◆ **Task**
Give the material again in full, matching it exactly.
━━━ Record extracts
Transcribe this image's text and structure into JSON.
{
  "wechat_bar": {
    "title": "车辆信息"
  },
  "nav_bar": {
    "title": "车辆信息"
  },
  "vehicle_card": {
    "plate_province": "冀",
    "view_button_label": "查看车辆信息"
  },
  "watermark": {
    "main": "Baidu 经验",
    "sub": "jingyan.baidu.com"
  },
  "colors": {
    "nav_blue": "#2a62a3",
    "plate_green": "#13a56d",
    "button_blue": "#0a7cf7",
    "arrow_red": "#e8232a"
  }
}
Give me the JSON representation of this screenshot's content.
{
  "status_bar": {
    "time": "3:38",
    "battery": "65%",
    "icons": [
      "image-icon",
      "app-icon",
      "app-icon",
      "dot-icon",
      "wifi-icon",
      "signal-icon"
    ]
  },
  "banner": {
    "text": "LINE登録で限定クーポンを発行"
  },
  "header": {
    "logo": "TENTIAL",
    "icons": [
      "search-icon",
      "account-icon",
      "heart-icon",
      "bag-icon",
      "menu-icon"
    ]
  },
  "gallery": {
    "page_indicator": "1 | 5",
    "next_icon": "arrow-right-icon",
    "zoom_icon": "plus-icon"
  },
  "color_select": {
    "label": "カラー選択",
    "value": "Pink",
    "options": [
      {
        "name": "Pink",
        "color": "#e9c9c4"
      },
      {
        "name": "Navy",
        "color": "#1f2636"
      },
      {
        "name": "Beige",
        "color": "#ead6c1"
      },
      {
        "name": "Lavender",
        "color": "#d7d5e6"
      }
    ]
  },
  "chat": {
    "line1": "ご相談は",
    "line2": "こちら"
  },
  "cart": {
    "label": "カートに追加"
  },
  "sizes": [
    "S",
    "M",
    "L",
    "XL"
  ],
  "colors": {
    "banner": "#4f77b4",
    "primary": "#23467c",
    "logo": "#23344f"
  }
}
━━━━━━
◆ **Answer to this problem**
Transcribe this image's text and structure into JSON.
{
  "wechat_bar": {
    "title": "车辆信息"
  },
  "nav_bar": {
    "title": "车辆信息"
  },
  "vehicle_card": {
    "plate_province": "冀",
    "view_button_label": "查看车辆信息"
  },
  "watermark": {
    "main": "Baidu 经验",
    "sub": "jingyan.baidu.com"
  },
  "colors": {
    "nav_blue": "#2a62a3",
    "plate_green": "#13a56d",
    "button_blue": "#0a7cf7",
    "arrow_red": "#e8232a"
  }
}
Give me the JSON representation of this screenshot's content.
{
  "status_bar": {
    "time": "3:38",
    "battery": "65%",
    "icons": [
      "image-icon",
      "app-icon",
      "app-icon",
      "dot-icon",
      "wifi-icon",
      "signal-icon"
    ]
  },
  "banner": {
    "text": "LINE登録で限定クーポンを発行"
  },
  "header": {
    "logo": "TENTIAL",
    "icons": [
      "search-icon",
      "account-icon",
      "heart-icon",
      "bag-icon",
      "menu-icon"
    ]
  },
  "gallery": {
    "page_indicator": "1 | 5",
    "next_icon": "arrow-right-icon",
    "zoom_icon": "plus-icon"
  },
  "color_select": {
    "label": "カラー選択",
    "value": "Pink",
    "options": [
      {
        "name": "Pink",
        "color": "#e9c9c4"
      },
      {
        "name": "Navy",
        "color": "#1f2636"
      },
      {
        "name": "Beige",
        "color": "#ead6c1"
      },
      {
        "name": "Lavender",
        "color": "#d7d5e6"
      }
    ]
  },
  "chat": {
    "line1": "ご相談は",
    "line2": "こちら"
  },
  "cart": {
    "label": "カートに追加"
  },
  "sizes": [
    "S",
    "M",
    "L",
    "XL"
  ],
  "colors": {
    "banner": "#4f77b4",
    "primary": "#23467c",
    "logo": "#23344f"
  }
}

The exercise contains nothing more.